### The task
From the records, pick out and copy each line containing "structured".

### Records provided
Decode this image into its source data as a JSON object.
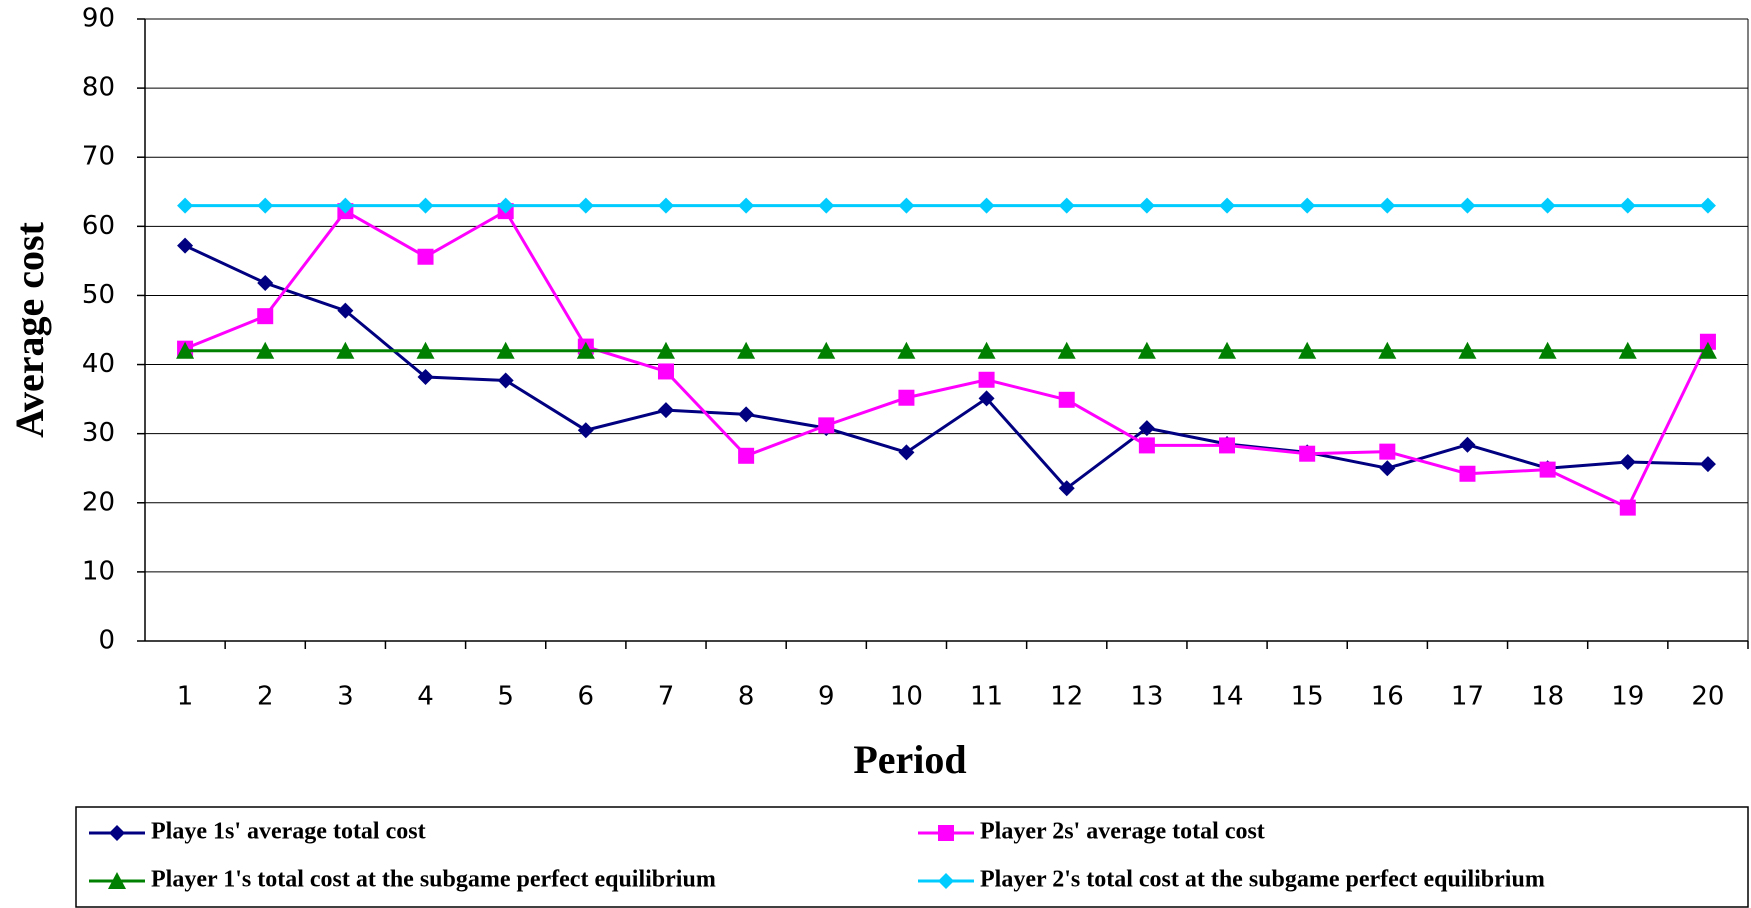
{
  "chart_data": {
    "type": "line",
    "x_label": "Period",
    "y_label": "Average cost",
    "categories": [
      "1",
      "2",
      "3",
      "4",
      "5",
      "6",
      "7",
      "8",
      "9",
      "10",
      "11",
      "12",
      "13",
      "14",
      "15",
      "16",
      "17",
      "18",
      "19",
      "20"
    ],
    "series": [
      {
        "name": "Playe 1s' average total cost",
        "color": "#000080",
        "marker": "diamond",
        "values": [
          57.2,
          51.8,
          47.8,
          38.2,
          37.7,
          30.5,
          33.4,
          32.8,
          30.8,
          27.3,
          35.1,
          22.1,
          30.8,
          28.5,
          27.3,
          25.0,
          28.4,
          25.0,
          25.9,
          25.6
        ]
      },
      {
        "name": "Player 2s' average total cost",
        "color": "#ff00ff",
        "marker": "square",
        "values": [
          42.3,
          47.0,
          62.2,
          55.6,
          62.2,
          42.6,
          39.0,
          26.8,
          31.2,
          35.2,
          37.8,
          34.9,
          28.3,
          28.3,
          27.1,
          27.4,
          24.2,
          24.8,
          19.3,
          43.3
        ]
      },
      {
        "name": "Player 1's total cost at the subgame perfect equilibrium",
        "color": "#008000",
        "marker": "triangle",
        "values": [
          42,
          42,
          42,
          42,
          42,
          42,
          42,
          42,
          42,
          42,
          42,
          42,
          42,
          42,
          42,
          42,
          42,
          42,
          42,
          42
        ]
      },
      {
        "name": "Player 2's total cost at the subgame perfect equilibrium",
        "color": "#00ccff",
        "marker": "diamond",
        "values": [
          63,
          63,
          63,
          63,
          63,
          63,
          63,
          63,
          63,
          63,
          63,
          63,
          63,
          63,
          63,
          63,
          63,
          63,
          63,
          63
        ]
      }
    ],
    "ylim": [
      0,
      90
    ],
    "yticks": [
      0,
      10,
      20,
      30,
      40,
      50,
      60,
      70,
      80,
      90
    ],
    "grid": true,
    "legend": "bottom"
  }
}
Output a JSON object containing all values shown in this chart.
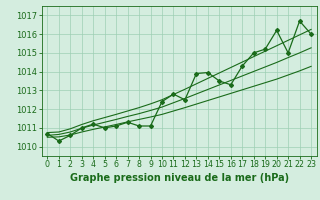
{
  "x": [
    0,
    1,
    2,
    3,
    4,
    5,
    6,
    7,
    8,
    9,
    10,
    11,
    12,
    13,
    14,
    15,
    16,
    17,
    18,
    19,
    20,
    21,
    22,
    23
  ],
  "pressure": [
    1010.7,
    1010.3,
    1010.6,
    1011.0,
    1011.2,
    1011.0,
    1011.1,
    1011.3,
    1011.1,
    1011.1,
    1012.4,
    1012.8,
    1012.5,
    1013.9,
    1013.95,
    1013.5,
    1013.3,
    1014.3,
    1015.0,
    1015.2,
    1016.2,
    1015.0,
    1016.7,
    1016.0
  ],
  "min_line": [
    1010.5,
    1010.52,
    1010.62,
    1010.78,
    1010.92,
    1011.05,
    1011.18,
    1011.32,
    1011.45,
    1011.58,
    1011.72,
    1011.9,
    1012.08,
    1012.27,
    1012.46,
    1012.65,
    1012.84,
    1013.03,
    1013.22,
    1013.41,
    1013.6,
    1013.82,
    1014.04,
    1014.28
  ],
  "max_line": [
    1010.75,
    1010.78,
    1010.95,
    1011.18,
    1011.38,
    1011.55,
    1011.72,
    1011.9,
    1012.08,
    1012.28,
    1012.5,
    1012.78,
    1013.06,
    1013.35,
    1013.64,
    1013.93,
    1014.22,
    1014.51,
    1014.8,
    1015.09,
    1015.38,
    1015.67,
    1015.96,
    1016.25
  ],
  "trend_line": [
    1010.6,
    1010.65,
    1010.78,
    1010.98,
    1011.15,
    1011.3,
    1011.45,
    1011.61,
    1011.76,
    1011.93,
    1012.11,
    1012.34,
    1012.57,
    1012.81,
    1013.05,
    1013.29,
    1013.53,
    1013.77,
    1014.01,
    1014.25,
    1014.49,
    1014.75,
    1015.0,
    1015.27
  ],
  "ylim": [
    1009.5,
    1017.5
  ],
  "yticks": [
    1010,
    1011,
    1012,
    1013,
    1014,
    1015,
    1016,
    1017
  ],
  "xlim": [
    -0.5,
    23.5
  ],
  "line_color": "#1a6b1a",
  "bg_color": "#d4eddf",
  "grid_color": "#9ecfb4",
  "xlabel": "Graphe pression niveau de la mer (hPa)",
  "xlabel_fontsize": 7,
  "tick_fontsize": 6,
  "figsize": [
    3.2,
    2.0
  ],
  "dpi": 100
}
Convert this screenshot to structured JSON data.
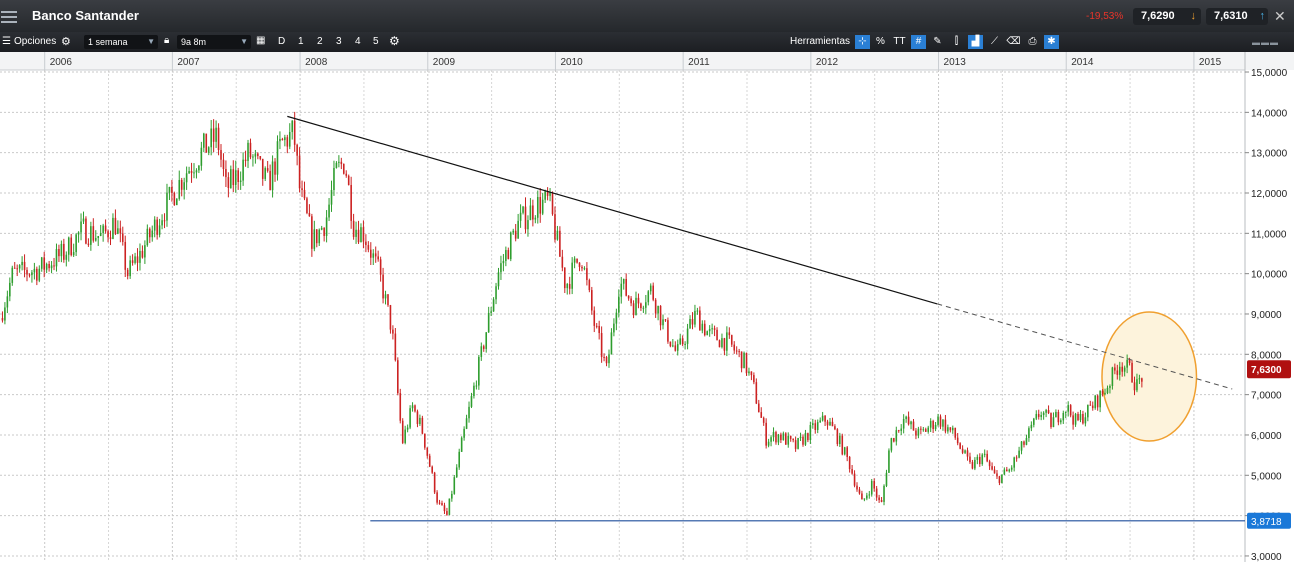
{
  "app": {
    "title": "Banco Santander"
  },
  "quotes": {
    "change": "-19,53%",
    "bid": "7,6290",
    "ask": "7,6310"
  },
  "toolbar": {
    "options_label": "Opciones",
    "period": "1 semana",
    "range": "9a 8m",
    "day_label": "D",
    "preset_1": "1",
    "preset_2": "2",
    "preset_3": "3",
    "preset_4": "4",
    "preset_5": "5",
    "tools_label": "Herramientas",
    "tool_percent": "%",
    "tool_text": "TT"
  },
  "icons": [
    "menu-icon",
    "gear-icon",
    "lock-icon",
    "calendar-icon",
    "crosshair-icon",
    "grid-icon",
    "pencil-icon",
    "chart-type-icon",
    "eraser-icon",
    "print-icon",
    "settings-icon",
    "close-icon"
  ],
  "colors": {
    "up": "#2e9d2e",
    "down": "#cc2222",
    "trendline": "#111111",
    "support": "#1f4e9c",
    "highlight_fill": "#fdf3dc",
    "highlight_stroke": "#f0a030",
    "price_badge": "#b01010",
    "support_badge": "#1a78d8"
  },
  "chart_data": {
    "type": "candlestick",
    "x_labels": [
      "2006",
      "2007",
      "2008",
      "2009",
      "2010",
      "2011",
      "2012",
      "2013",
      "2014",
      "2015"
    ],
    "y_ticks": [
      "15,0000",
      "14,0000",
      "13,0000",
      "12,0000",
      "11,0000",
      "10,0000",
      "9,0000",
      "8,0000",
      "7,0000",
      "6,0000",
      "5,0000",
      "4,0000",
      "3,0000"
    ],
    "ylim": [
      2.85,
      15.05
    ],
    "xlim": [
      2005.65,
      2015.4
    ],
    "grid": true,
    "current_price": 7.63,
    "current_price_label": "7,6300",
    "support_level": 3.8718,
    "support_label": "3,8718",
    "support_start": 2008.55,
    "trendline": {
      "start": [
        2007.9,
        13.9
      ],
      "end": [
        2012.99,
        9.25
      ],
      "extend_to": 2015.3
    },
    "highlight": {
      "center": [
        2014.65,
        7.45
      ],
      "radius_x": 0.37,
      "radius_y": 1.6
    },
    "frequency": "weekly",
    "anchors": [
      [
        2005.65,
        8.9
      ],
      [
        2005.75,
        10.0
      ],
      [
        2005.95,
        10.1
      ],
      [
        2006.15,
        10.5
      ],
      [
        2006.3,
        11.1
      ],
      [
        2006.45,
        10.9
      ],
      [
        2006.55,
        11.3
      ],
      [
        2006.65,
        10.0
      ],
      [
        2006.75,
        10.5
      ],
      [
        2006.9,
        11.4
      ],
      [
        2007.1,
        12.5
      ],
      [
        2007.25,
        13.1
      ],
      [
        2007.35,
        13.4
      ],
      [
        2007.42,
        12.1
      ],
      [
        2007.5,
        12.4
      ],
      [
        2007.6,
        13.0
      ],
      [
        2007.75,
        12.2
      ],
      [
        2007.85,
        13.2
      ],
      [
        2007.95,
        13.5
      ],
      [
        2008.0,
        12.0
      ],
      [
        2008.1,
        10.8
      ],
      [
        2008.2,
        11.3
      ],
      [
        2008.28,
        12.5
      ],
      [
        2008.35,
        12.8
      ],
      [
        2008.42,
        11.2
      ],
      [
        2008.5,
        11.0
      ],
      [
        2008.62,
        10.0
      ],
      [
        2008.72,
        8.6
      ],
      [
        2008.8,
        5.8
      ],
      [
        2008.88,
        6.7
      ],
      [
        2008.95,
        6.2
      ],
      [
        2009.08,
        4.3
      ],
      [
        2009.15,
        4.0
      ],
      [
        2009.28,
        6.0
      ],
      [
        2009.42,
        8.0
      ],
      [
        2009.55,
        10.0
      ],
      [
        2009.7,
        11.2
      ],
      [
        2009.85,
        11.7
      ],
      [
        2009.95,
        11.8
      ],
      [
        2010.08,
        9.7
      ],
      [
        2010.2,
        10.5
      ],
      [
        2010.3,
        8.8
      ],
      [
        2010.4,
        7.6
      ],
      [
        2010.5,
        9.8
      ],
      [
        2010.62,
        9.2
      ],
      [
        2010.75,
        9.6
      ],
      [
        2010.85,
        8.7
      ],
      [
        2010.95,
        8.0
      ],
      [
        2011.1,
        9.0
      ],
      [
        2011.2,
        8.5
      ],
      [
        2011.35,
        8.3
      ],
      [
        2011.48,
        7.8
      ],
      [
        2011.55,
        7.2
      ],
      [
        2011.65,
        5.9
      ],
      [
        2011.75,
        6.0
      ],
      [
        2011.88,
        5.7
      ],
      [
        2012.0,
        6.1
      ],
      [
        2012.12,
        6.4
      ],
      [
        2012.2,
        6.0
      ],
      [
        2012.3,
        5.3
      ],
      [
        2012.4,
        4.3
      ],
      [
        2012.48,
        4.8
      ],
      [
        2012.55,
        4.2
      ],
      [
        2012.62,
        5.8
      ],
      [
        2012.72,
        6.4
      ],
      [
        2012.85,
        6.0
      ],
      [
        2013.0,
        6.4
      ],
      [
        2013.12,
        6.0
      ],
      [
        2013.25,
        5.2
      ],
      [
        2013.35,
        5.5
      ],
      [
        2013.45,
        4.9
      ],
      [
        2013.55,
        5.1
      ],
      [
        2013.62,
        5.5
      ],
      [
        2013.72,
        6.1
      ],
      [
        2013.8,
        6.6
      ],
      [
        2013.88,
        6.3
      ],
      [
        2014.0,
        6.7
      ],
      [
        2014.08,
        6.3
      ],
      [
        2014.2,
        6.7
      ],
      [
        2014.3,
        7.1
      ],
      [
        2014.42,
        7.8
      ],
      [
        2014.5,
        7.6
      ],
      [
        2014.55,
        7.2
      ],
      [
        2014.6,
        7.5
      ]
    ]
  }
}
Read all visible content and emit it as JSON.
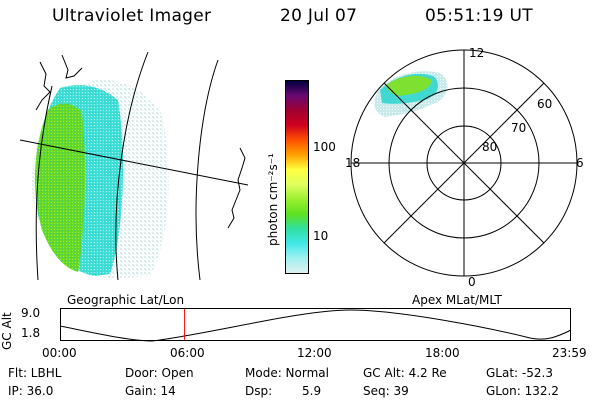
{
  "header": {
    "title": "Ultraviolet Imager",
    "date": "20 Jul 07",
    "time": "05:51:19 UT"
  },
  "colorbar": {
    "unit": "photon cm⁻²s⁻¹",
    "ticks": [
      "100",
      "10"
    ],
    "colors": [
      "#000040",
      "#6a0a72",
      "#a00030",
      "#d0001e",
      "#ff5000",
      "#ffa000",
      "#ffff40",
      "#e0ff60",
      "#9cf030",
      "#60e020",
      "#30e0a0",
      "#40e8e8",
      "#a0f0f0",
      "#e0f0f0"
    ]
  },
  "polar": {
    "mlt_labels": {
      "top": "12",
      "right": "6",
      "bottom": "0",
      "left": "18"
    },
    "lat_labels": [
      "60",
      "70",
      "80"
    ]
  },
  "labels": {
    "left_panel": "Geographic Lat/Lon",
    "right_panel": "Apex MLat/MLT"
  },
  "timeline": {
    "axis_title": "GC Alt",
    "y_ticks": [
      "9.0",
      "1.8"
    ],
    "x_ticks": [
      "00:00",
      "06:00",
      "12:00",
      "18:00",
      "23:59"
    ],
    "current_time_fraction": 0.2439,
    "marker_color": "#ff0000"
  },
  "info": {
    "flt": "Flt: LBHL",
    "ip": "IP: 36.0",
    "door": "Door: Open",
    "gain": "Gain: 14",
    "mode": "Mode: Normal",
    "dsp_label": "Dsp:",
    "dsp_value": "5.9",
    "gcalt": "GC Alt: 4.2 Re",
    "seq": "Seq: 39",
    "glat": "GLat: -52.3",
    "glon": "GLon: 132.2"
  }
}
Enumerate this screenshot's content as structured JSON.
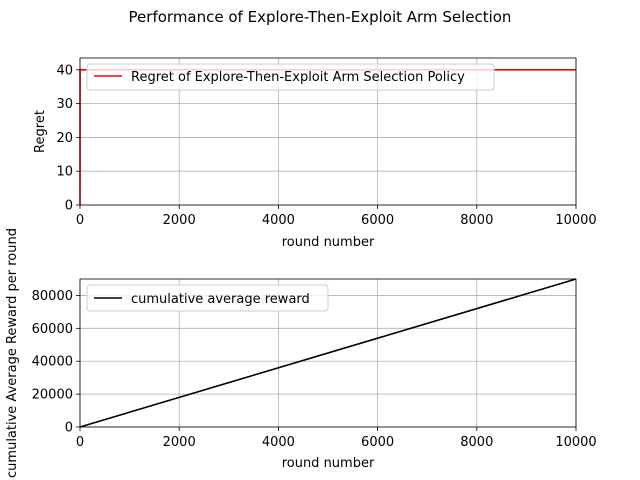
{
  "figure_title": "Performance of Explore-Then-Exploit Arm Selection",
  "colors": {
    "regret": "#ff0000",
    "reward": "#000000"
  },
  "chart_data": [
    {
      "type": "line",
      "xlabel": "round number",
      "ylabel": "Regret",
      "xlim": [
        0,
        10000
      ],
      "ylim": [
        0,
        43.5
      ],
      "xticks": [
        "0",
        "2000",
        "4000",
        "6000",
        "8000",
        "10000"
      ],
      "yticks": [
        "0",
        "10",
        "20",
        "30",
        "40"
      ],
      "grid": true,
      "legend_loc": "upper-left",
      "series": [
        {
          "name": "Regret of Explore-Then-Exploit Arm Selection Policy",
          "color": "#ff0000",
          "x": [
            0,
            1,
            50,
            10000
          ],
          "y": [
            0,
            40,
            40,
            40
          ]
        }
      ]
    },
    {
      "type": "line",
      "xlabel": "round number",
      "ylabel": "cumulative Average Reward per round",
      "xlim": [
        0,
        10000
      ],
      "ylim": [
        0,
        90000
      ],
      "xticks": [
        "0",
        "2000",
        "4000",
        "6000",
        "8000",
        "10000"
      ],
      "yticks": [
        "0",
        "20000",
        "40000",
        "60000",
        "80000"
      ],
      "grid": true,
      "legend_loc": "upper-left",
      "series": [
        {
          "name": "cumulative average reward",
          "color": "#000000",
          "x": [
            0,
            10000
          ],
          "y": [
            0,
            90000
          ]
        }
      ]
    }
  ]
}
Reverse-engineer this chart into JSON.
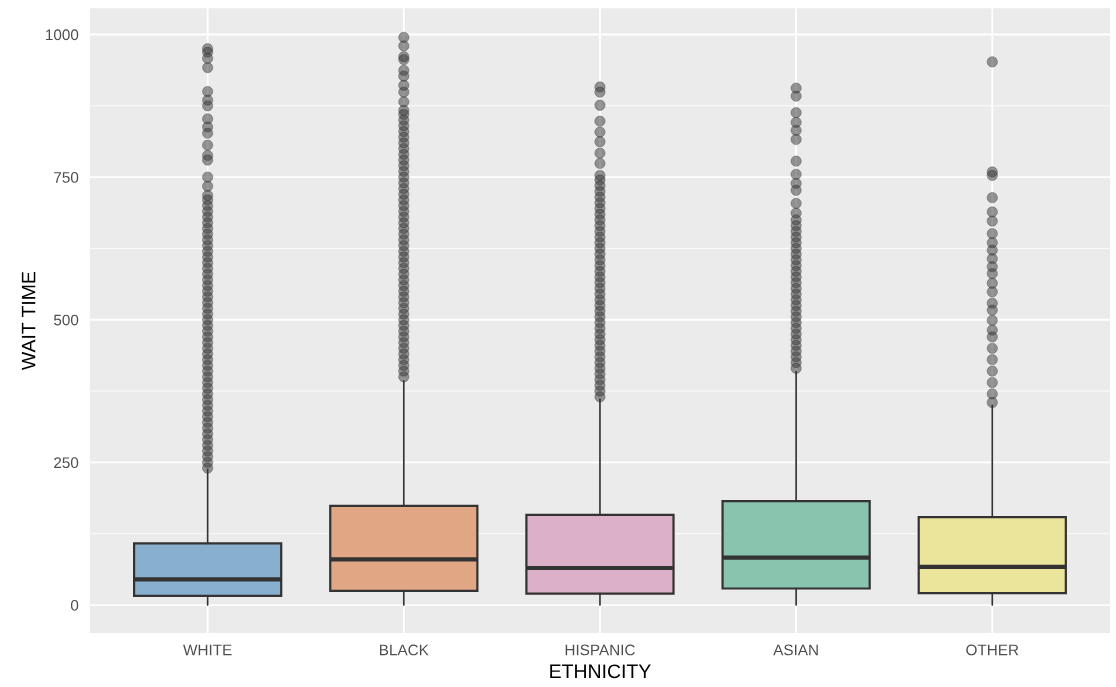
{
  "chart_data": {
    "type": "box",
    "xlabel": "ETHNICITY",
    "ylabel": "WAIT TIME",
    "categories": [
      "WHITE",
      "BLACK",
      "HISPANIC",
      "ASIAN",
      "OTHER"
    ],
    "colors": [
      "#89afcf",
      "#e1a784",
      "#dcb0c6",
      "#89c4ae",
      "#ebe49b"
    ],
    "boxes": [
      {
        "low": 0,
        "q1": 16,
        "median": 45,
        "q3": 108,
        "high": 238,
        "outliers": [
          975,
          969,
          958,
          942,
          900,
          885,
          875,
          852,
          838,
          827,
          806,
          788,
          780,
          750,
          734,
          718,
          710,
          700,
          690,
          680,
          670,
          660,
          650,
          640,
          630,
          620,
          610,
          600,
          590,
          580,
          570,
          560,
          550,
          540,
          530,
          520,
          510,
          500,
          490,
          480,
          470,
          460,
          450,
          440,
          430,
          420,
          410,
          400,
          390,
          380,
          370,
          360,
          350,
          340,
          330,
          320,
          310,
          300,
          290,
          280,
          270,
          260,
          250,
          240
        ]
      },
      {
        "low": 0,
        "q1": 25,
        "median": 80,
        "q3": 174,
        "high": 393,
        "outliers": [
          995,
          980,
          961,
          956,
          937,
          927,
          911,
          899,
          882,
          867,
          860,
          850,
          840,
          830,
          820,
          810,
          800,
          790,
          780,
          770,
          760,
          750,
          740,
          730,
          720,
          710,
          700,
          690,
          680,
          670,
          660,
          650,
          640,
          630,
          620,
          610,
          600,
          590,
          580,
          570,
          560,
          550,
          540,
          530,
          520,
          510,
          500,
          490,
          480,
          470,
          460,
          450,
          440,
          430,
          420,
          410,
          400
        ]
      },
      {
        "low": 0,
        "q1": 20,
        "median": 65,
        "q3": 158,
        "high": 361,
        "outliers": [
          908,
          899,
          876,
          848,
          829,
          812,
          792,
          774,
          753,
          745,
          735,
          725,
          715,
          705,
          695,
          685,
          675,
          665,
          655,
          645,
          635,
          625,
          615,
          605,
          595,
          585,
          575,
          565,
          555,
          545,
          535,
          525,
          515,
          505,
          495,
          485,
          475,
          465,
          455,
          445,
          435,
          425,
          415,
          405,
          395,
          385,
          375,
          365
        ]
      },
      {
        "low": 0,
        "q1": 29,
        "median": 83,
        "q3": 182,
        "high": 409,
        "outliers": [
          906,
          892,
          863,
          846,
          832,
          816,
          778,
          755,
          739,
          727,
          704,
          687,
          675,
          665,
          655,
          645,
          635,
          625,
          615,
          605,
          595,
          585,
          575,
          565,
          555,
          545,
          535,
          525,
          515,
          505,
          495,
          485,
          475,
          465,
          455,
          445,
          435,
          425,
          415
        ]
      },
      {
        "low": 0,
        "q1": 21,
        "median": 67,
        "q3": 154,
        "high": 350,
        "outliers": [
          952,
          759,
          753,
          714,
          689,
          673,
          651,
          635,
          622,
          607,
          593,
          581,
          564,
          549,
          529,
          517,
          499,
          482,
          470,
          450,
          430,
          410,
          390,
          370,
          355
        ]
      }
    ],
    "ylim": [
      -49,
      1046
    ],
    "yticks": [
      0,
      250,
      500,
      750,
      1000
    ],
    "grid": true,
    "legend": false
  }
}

### The completed task
Convert this screenshot to structured JSON data.
Enumerate this screenshot's content as structured JSON.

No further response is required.